Dataset listings of figures
________________________

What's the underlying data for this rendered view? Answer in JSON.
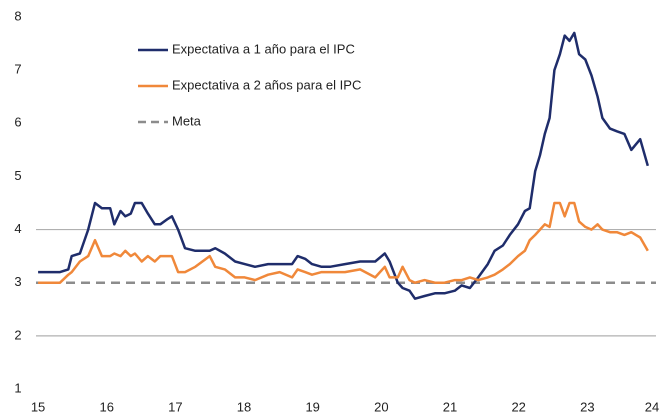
{
  "chart_data": {
    "type": "line",
    "x": [
      15.0,
      15.1,
      15.32,
      15.44,
      15.49,
      15.61,
      15.73,
      15.83,
      15.93,
      16.05,
      16.11,
      16.2,
      16.27,
      16.35,
      16.41,
      16.51,
      16.6,
      16.7,
      16.78,
      16.89,
      16.95,
      17.04,
      17.14,
      17.29,
      17.5,
      17.58,
      17.72,
      17.87,
      18.01,
      18.16,
      18.35,
      18.52,
      18.7,
      18.78,
      18.89,
      18.99,
      19.13,
      19.25,
      19.47,
      19.69,
      19.91,
      20.05,
      20.12,
      20.24,
      20.31,
      20.41,
      20.49,
      20.63,
      20.78,
      20.92,
      21.07,
      21.17,
      21.29,
      21.41,
      21.55,
      21.65,
      21.77,
      21.87,
      21.99,
      22.09,
      22.16,
      22.24,
      22.31,
      22.38,
      22.45,
      22.52,
      22.6,
      22.67,
      22.74,
      22.81,
      22.88,
      22.97,
      23.06,
      23.15,
      23.22,
      23.33,
      23.43,
      23.54,
      23.64,
      23.77,
      23.88
    ],
    "series": [
      {
        "name": "Expectativa a 1 año para el IPC",
        "color": "#1f2d6b",
        "values": [
          3.2,
          3.2,
          3.2,
          3.25,
          3.5,
          3.55,
          4.0,
          4.5,
          4.4,
          4.4,
          4.1,
          4.35,
          4.25,
          4.3,
          4.5,
          4.5,
          4.3,
          4.1,
          4.1,
          4.2,
          4.25,
          4.0,
          3.65,
          3.6,
          3.6,
          3.65,
          3.55,
          3.4,
          3.35,
          3.3,
          3.35,
          3.35,
          3.35,
          3.5,
          3.45,
          3.35,
          3.3,
          3.3,
          3.35,
          3.4,
          3.4,
          3.55,
          3.4,
          3.0,
          2.9,
          2.85,
          2.7,
          2.75,
          2.8,
          2.8,
          2.85,
          2.95,
          2.9,
          3.1,
          3.35,
          3.6,
          3.7,
          3.9,
          4.1,
          4.35,
          4.4,
          5.1,
          5.4,
          5.8,
          6.1,
          7.0,
          7.3,
          7.65,
          7.55,
          7.7,
          7.3,
          7.2,
          6.9,
          6.5,
          6.1,
          5.9,
          5.85,
          5.8,
          5.5,
          5.7,
          5.2
        ]
      },
      {
        "name": "Expectativa a 2 años para el IPC",
        "color": "#f0883a",
        "values": [
          3.0,
          3.0,
          3.0,
          3.15,
          3.2,
          3.4,
          3.5,
          3.8,
          3.5,
          3.5,
          3.55,
          3.5,
          3.6,
          3.5,
          3.55,
          3.4,
          3.5,
          3.4,
          3.5,
          3.5,
          3.5,
          3.2,
          3.2,
          3.3,
          3.5,
          3.3,
          3.25,
          3.1,
          3.1,
          3.05,
          3.15,
          3.2,
          3.1,
          3.25,
          3.2,
          3.15,
          3.2,
          3.2,
          3.2,
          3.25,
          3.1,
          3.3,
          3.1,
          3.1,
          3.3,
          3.05,
          3.0,
          3.05,
          3.0,
          3.0,
          3.05,
          3.05,
          3.1,
          3.05,
          3.1,
          3.15,
          3.25,
          3.35,
          3.5,
          3.6,
          3.8,
          3.9,
          4.0,
          4.1,
          4.05,
          4.5,
          4.5,
          4.25,
          4.5,
          4.5,
          4.15,
          4.05,
          4.0,
          4.1,
          4.0,
          3.95,
          3.95,
          3.9,
          3.95,
          3.85,
          3.6
        ]
      }
    ],
    "reference_lines": [
      {
        "name": "Meta",
        "value": 3,
        "color": "#8c8c8c",
        "dashed": true
      }
    ],
    "xlim": [
      14.97,
      24.0
    ],
    "xticks": [
      15,
      16,
      17,
      18,
      19,
      20,
      21,
      22,
      23,
      24
    ],
    "ylim": [
      1,
      8
    ],
    "yticks": [
      1,
      2,
      3,
      4,
      5,
      6,
      7,
      8
    ],
    "grid_lines": [
      2,
      4
    ],
    "grid_color": "#b0b0b0"
  }
}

________________________

Keep the pictures out of your copy, and repeat every entry above exactly.

What's the underlying data for this rendered view? Answer in JSON.
{
  "chart_data": {
    "type": "line",
    "x": [
      15.0,
      15.1,
      15.32,
      15.44,
      15.49,
      15.61,
      15.73,
      15.83,
      15.93,
      16.05,
      16.11,
      16.2,
      16.27,
      16.35,
      16.41,
      16.51,
      16.6,
      16.7,
      16.78,
      16.89,
      16.95,
      17.04,
      17.14,
      17.29,
      17.5,
      17.58,
      17.72,
      17.87,
      18.01,
      18.16,
      18.35,
      18.52,
      18.7,
      18.78,
      18.89,
      18.99,
      19.13,
      19.25,
      19.47,
      19.69,
      19.91,
      20.05,
      20.12,
      20.24,
      20.31,
      20.41,
      20.49,
      20.63,
      20.78,
      20.92,
      21.07,
      21.17,
      21.29,
      21.41,
      21.55,
      21.65,
      21.77,
      21.87,
      21.99,
      22.09,
      22.16,
      22.24,
      22.31,
      22.38,
      22.45,
      22.52,
      22.6,
      22.67,
      22.74,
      22.81,
      22.88,
      22.97,
      23.06,
      23.15,
      23.22,
      23.33,
      23.43,
      23.54,
      23.64,
      23.77,
      23.88
    ],
    "series": [
      {
        "name": "Expectativa a 1 año para el IPC",
        "color": "#1f2d6b",
        "values": [
          3.2,
          3.2,
          3.2,
          3.25,
          3.5,
          3.55,
          4.0,
          4.5,
          4.4,
          4.4,
          4.1,
          4.35,
          4.25,
          4.3,
          4.5,
          4.5,
          4.3,
          4.1,
          4.1,
          4.2,
          4.25,
          4.0,
          3.65,
          3.6,
          3.6,
          3.65,
          3.55,
          3.4,
          3.35,
          3.3,
          3.35,
          3.35,
          3.35,
          3.5,
          3.45,
          3.35,
          3.3,
          3.3,
          3.35,
          3.4,
          3.4,
          3.55,
          3.4,
          3.0,
          2.9,
          2.85,
          2.7,
          2.75,
          2.8,
          2.8,
          2.85,
          2.95,
          2.9,
          3.1,
          3.35,
          3.6,
          3.7,
          3.9,
          4.1,
          4.35,
          4.4,
          5.1,
          5.4,
          5.8,
          6.1,
          7.0,
          7.3,
          7.65,
          7.55,
          7.7,
          7.3,
          7.2,
          6.9,
          6.5,
          6.1,
          5.9,
          5.85,
          5.8,
          5.5,
          5.7,
          5.2
        ]
      },
      {
        "name": "Expectativa a 2 años para el IPC",
        "color": "#f0883a",
        "values": [
          3.0,
          3.0,
          3.0,
          3.15,
          3.2,
          3.4,
          3.5,
          3.8,
          3.5,
          3.5,
          3.55,
          3.5,
          3.6,
          3.5,
          3.55,
          3.4,
          3.5,
          3.4,
          3.5,
          3.5,
          3.5,
          3.2,
          3.2,
          3.3,
          3.5,
          3.3,
          3.25,
          3.1,
          3.1,
          3.05,
          3.15,
          3.2,
          3.1,
          3.25,
          3.2,
          3.15,
          3.2,
          3.2,
          3.2,
          3.25,
          3.1,
          3.3,
          3.1,
          3.1,
          3.3,
          3.05,
          3.0,
          3.05,
          3.0,
          3.0,
          3.05,
          3.05,
          3.1,
          3.05,
          3.1,
          3.15,
          3.25,
          3.35,
          3.5,
          3.6,
          3.8,
          3.9,
          4.0,
          4.1,
          4.05,
          4.5,
          4.5,
          4.25,
          4.5,
          4.5,
          4.15,
          4.05,
          4.0,
          4.1,
          4.0,
          3.95,
          3.95,
          3.9,
          3.95,
          3.85,
          3.6
        ]
      }
    ],
    "reference_lines": [
      {
        "name": "Meta",
        "value": 3,
        "color": "#8c8c8c",
        "dashed": true
      }
    ],
    "xlim": [
      14.97,
      24.0
    ],
    "xticks": [
      15,
      16,
      17,
      18,
      19,
      20,
      21,
      22,
      23,
      24
    ],
    "ylim": [
      1,
      8
    ],
    "yticks": [
      1,
      2,
      3,
      4,
      5,
      6,
      7,
      8
    ],
    "grid_lines": [
      2,
      4
    ],
    "grid_color": "#b0b0b0"
  }
}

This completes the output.